[Begin Records shown]

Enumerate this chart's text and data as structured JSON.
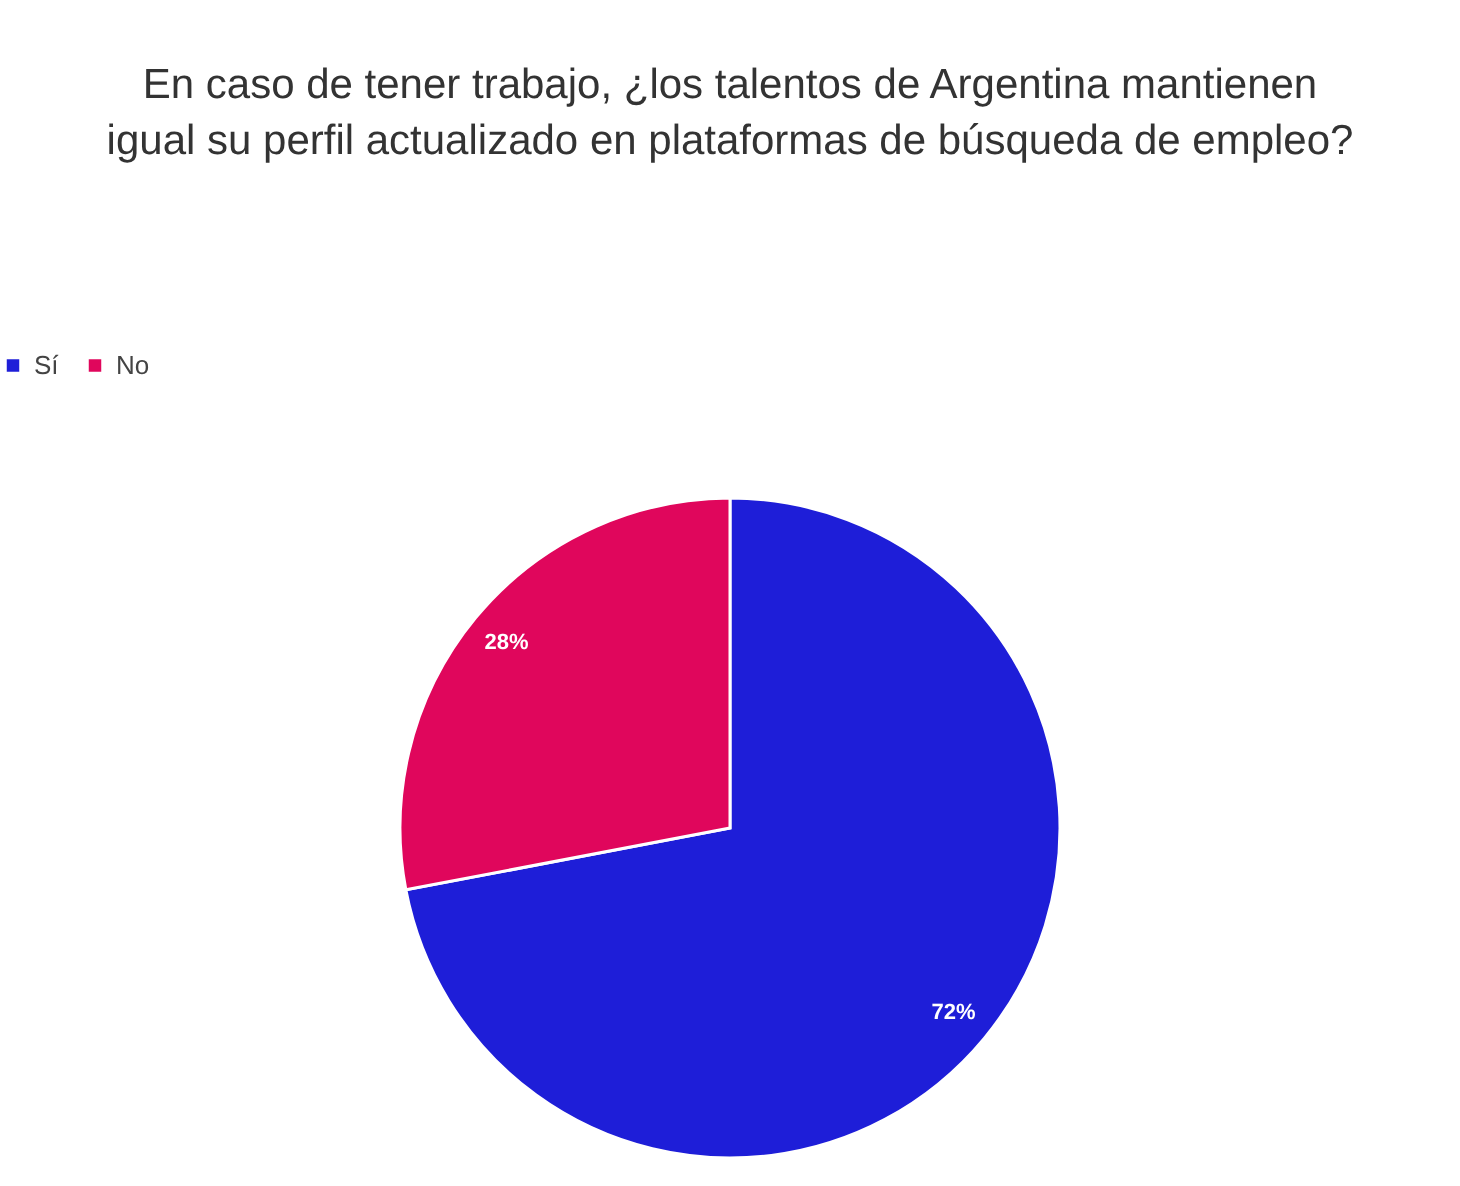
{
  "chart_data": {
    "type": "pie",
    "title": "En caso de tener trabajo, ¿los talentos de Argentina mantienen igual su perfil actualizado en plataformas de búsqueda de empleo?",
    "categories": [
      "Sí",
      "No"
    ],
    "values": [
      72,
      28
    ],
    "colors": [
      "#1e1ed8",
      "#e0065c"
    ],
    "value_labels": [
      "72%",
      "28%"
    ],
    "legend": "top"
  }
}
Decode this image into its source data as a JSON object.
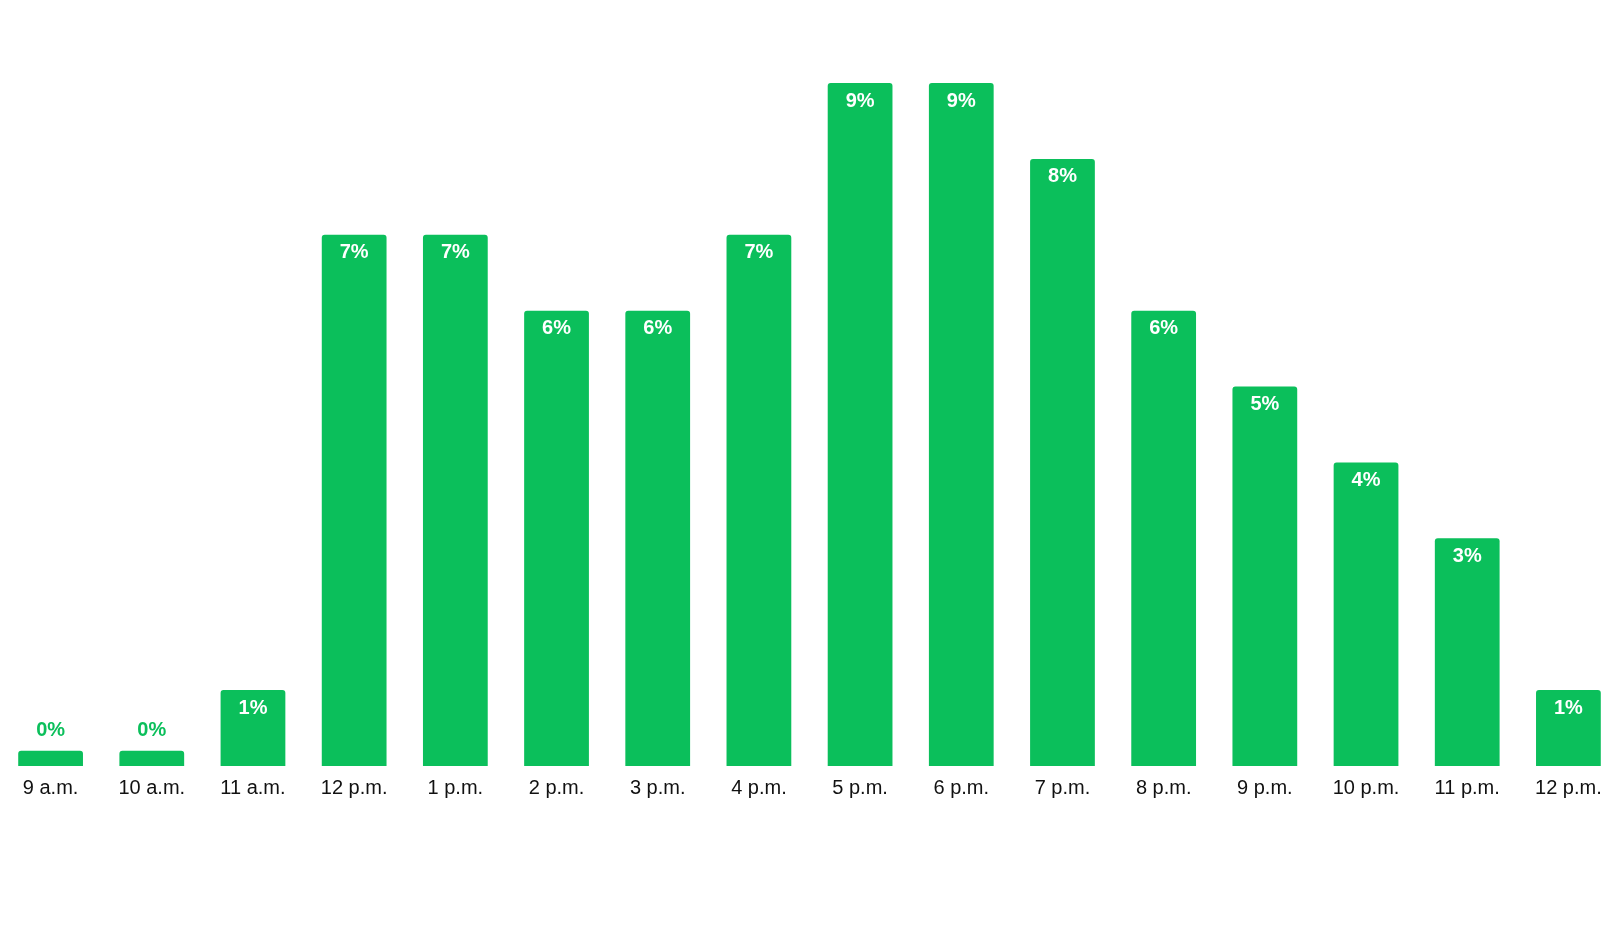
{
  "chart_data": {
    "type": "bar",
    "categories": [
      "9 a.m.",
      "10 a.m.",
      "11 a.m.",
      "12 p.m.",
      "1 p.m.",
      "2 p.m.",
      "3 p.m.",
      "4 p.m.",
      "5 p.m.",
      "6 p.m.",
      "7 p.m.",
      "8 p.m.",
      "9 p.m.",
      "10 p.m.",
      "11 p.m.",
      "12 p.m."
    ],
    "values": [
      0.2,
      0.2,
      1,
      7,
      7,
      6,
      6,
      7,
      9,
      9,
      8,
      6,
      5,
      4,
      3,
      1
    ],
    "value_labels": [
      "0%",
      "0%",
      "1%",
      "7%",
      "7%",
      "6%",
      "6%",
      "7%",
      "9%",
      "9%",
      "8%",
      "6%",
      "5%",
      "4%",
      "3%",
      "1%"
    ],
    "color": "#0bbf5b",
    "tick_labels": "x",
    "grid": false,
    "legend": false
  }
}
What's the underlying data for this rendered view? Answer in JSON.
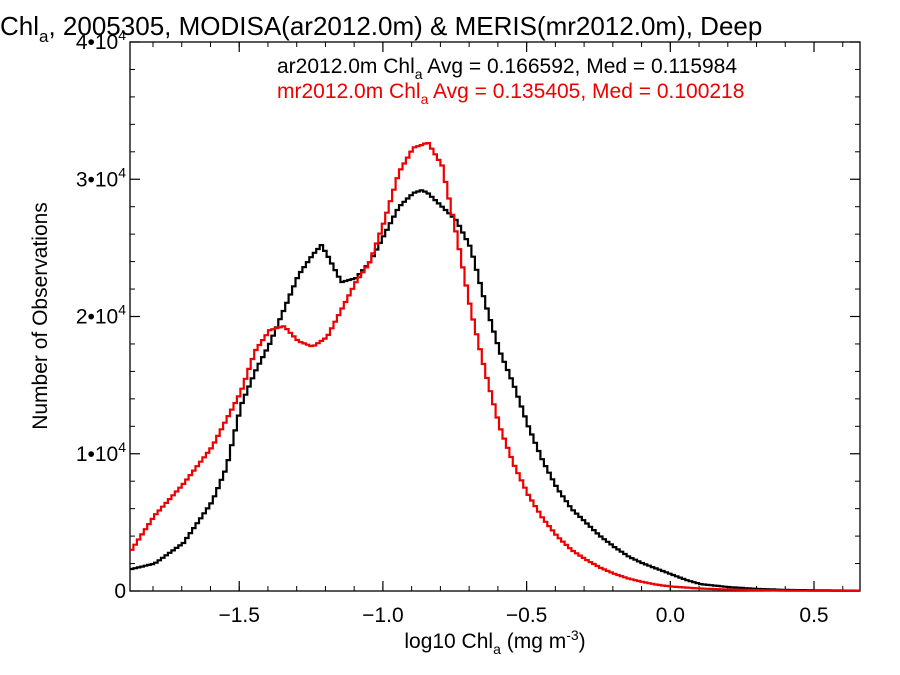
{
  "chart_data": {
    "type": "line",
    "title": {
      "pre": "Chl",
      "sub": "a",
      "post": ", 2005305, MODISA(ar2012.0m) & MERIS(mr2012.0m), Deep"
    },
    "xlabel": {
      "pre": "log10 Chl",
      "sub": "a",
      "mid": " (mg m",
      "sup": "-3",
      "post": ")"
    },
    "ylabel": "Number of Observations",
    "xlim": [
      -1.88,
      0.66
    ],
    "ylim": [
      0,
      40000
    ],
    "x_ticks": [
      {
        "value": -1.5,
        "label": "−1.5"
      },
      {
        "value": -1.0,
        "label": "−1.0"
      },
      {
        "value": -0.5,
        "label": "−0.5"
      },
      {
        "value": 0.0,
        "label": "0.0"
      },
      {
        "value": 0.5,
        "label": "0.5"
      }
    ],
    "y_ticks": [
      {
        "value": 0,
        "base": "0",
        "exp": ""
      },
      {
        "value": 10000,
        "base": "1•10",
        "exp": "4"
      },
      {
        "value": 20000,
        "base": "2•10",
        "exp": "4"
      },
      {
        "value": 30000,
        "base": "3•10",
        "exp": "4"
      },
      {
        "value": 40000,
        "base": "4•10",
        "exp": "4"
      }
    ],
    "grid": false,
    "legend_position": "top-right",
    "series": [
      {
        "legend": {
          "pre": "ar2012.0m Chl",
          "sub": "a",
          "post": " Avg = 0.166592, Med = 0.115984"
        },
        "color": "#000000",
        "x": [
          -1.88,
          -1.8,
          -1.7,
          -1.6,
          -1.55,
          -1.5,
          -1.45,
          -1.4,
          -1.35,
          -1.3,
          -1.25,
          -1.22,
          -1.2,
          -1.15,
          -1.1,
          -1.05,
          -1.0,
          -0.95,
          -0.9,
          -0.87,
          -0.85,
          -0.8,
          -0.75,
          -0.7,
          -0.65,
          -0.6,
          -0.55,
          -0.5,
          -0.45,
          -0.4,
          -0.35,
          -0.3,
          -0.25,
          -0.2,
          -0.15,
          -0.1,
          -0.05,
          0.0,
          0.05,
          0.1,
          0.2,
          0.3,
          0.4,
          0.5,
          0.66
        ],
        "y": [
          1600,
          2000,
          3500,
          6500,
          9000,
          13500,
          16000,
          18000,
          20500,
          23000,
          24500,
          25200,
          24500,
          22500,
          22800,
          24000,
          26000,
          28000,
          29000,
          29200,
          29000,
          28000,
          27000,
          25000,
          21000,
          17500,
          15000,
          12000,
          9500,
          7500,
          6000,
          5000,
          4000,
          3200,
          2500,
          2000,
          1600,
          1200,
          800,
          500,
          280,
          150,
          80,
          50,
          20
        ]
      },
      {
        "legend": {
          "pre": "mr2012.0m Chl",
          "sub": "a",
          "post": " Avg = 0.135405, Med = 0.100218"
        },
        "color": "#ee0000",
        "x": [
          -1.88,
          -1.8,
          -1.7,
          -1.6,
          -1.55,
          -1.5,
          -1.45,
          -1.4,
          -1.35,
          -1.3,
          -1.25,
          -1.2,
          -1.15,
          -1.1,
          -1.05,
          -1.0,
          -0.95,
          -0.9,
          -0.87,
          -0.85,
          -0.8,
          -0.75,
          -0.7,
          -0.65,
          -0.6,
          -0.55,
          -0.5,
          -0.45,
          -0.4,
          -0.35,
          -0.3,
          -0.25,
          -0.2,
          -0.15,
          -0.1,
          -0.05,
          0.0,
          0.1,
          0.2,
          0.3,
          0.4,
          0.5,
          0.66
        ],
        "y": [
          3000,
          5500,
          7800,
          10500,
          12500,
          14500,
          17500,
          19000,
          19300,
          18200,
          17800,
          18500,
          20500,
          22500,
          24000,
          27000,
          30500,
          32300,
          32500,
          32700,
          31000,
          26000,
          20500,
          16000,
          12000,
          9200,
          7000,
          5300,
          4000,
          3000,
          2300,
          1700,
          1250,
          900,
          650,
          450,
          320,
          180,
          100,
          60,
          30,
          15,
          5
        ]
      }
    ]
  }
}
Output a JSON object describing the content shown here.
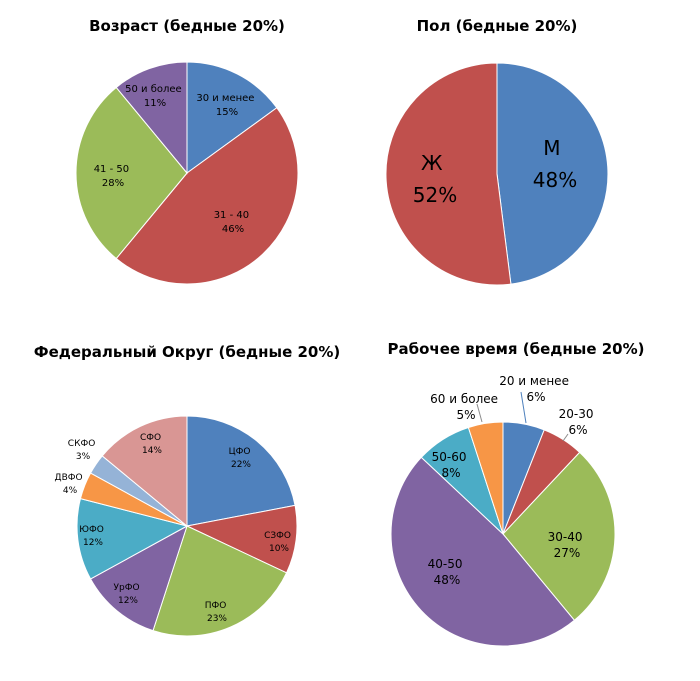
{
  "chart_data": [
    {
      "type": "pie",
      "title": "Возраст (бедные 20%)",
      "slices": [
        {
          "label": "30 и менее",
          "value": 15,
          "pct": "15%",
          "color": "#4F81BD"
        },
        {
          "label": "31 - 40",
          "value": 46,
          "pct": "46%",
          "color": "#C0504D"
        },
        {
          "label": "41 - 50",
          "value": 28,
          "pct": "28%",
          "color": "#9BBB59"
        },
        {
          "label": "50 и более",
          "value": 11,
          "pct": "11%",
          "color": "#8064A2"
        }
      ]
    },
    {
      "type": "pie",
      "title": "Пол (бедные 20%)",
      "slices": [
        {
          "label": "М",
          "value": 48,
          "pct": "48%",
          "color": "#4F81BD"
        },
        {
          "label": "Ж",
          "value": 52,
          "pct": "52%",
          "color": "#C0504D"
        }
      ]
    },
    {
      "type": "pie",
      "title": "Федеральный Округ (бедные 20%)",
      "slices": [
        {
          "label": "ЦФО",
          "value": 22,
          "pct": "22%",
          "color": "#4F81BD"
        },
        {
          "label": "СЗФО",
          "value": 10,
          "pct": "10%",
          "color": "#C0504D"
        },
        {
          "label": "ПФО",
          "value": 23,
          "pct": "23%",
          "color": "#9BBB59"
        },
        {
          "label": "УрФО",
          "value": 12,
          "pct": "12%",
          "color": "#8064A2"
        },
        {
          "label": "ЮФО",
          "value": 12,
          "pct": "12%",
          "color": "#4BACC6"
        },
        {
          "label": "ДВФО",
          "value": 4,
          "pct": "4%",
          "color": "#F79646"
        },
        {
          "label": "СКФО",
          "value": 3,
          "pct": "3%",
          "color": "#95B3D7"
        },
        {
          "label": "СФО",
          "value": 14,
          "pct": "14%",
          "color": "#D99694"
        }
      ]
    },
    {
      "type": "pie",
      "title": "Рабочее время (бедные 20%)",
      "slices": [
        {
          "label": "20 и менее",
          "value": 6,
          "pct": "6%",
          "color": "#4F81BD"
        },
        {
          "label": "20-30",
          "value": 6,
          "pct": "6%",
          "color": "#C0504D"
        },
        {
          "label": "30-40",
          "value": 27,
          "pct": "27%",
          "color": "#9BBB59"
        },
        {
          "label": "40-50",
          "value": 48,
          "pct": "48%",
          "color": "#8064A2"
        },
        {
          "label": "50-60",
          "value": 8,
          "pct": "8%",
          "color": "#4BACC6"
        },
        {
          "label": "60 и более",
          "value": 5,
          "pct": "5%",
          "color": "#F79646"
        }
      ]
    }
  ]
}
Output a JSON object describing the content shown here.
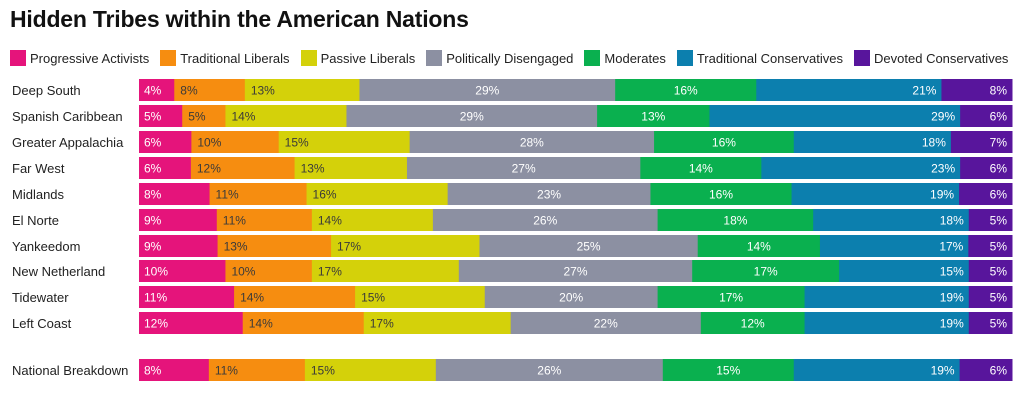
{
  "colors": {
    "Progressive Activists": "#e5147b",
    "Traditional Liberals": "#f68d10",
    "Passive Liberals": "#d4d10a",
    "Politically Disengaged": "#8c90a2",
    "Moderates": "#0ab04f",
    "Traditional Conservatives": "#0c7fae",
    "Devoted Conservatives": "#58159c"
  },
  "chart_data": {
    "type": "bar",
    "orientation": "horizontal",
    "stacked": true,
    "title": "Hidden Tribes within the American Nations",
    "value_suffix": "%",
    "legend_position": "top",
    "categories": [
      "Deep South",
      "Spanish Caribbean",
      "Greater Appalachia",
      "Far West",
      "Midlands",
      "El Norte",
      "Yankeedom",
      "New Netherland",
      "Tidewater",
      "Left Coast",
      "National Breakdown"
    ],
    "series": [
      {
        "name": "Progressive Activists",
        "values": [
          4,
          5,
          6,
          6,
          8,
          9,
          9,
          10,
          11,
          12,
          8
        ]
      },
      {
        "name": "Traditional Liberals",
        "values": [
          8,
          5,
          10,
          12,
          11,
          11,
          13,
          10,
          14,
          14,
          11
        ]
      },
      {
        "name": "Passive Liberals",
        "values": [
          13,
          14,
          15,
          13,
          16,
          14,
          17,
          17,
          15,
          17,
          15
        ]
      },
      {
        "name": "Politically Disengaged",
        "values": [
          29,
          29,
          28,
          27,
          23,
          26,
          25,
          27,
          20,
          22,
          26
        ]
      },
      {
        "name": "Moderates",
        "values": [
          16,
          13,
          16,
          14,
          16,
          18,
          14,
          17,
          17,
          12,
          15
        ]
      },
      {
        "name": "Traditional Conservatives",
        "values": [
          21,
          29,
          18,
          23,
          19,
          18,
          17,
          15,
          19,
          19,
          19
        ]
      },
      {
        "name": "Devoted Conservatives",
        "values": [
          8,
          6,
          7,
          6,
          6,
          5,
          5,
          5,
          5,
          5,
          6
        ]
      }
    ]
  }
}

[End Records shown]

Aim of the task: List every line in the records above that contains the word "JSON".

Expected answer:
Enumerate this chart's text and data as structured JSON.
Decode this image into its source data as a JSON object.
What's the underlying data for this rendered view? Answer in JSON.
Output a JSON object describing the content shown here.
Output a JSON object describing the content shown here.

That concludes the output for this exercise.